Aim of the exercise
Spot every line with the word "asiinternational" and return it.

Given data
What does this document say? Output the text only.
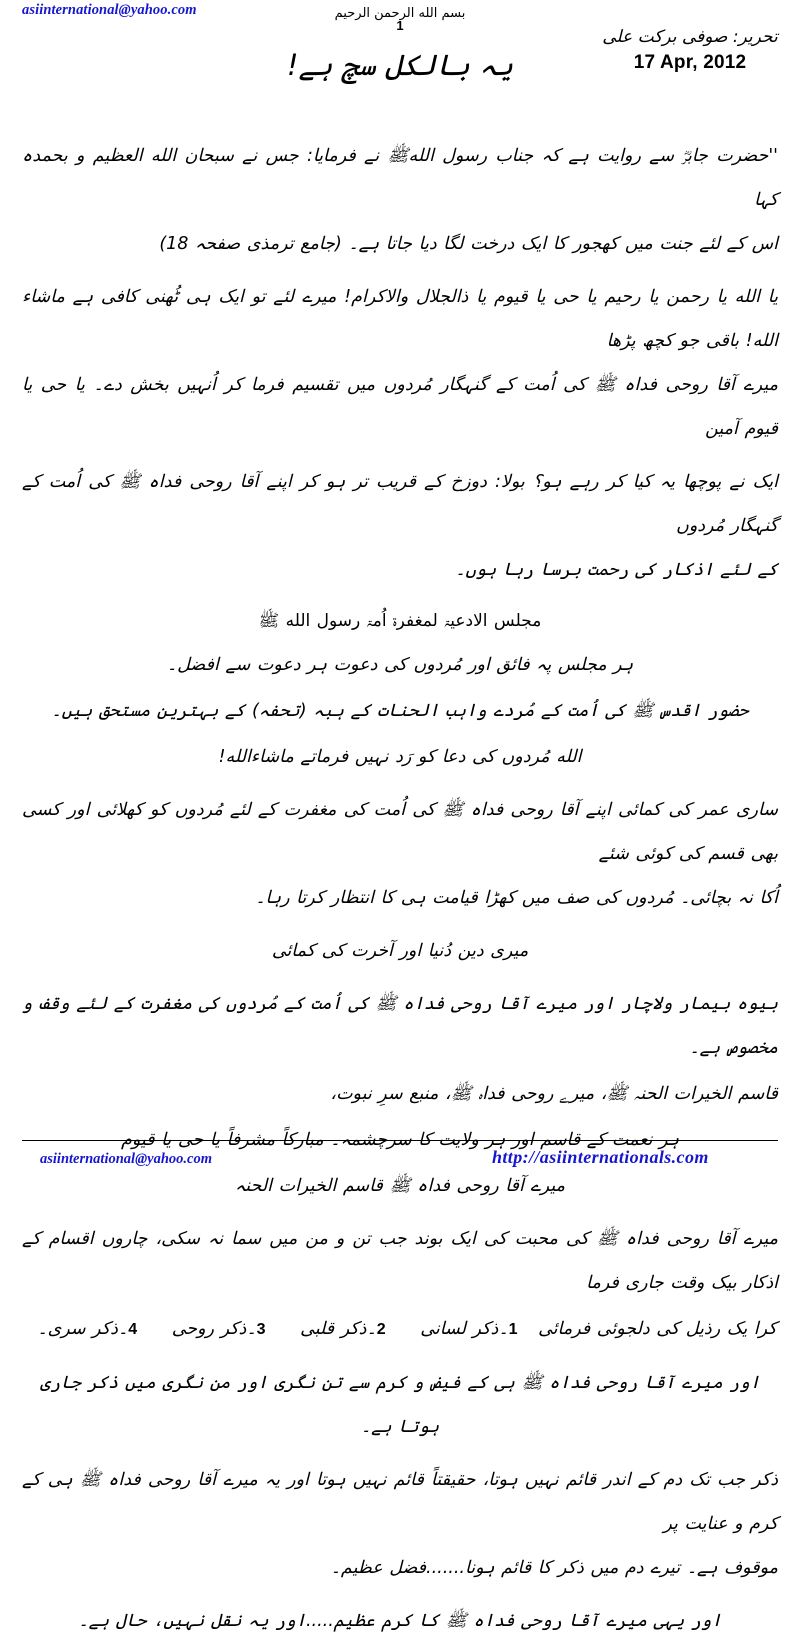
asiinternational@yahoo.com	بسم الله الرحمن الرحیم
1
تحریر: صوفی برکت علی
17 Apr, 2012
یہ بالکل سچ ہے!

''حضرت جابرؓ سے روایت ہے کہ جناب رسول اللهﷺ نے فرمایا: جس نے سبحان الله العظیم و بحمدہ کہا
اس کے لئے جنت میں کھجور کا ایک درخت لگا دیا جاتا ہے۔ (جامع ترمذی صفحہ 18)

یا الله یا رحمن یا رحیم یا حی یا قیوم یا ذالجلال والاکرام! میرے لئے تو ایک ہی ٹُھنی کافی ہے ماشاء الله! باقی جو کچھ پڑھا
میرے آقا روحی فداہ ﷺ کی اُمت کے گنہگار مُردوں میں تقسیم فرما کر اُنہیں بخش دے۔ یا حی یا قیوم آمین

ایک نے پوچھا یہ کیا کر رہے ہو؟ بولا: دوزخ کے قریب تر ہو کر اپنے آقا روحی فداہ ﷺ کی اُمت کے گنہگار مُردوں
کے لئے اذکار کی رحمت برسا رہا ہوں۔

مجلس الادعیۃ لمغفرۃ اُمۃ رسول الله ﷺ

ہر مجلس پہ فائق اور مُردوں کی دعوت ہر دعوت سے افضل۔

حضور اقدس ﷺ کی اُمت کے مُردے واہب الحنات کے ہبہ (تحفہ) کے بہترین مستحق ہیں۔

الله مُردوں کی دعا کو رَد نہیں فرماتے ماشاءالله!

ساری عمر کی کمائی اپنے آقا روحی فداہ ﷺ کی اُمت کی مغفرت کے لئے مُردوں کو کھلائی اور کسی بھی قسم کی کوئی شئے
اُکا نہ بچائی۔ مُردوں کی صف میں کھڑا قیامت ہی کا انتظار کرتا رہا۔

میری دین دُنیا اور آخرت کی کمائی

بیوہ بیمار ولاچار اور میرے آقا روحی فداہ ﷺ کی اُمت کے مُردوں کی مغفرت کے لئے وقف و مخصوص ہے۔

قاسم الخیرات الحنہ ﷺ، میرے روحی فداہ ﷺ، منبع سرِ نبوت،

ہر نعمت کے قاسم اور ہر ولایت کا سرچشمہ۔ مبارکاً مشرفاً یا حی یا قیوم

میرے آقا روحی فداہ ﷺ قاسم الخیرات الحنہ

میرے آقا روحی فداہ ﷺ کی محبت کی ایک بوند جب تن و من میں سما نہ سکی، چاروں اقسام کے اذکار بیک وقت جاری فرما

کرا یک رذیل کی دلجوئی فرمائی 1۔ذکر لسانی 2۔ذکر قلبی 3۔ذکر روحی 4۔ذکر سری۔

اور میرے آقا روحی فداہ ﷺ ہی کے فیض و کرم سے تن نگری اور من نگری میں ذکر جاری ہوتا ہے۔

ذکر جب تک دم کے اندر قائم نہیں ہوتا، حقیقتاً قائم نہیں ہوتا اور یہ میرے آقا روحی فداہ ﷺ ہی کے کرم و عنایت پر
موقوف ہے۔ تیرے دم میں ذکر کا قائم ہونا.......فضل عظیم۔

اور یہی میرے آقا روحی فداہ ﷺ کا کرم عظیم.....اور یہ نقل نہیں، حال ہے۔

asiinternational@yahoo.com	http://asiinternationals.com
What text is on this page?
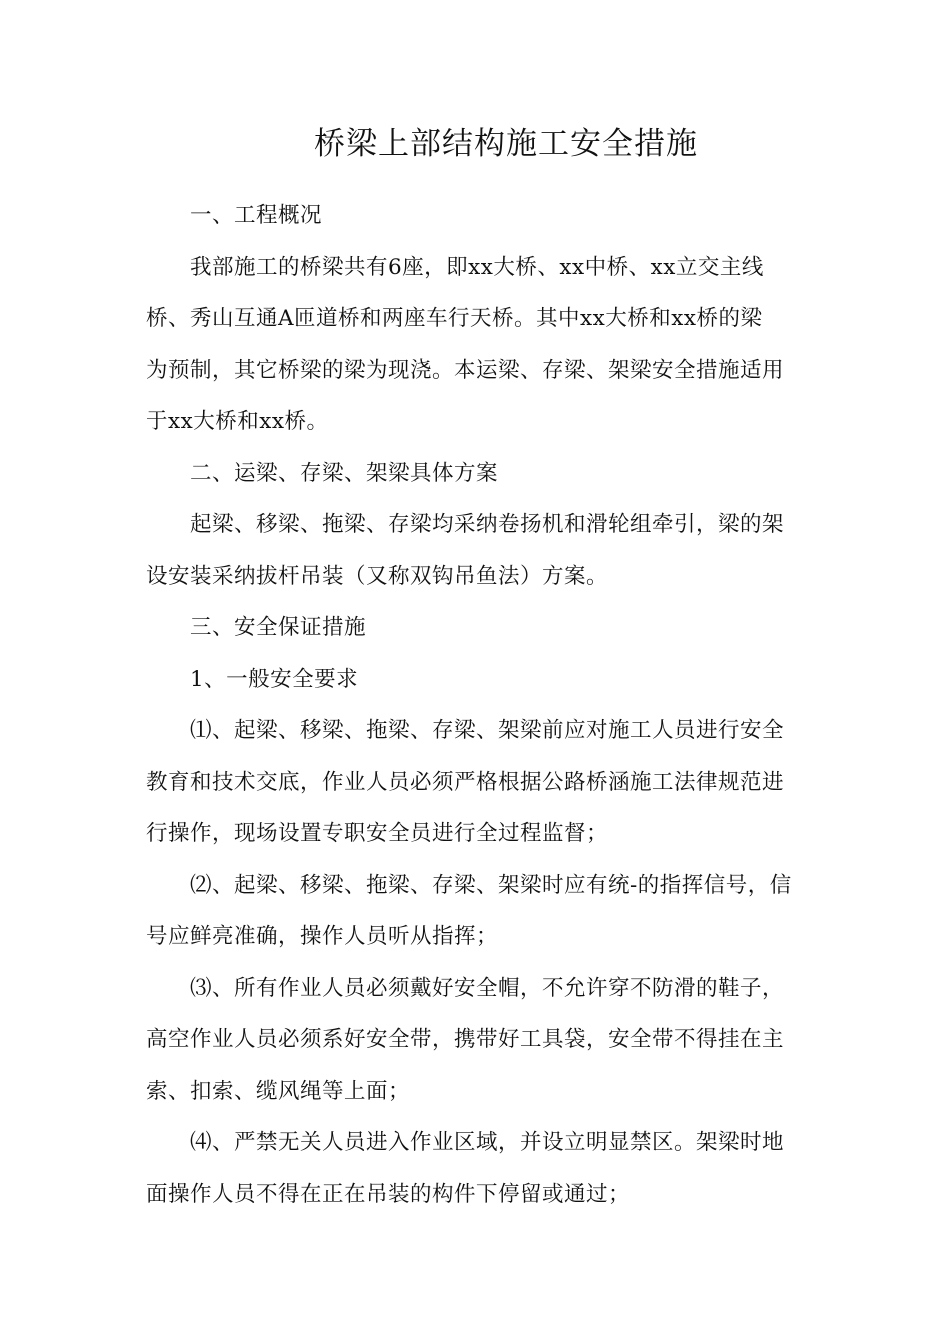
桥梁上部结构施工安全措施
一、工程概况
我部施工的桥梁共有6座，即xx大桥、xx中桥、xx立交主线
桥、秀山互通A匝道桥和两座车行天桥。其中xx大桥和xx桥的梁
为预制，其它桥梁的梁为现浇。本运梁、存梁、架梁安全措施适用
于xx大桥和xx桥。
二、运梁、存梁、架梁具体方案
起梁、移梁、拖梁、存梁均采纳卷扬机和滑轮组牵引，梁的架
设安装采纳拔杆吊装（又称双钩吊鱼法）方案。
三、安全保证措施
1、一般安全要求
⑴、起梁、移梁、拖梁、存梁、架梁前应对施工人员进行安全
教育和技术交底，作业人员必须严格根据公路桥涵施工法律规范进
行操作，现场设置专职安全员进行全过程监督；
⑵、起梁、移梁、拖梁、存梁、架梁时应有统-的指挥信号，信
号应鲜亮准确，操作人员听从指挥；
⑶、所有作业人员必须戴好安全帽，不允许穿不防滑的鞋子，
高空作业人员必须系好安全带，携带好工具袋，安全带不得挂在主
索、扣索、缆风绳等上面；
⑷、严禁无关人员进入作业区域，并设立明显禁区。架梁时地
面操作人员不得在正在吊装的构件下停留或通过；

Answer to this problem
asiinternational@yahoo.com	بسم الله الرحمن الرحیم
asiinternational@yahoo.com	http://asiinternationals.com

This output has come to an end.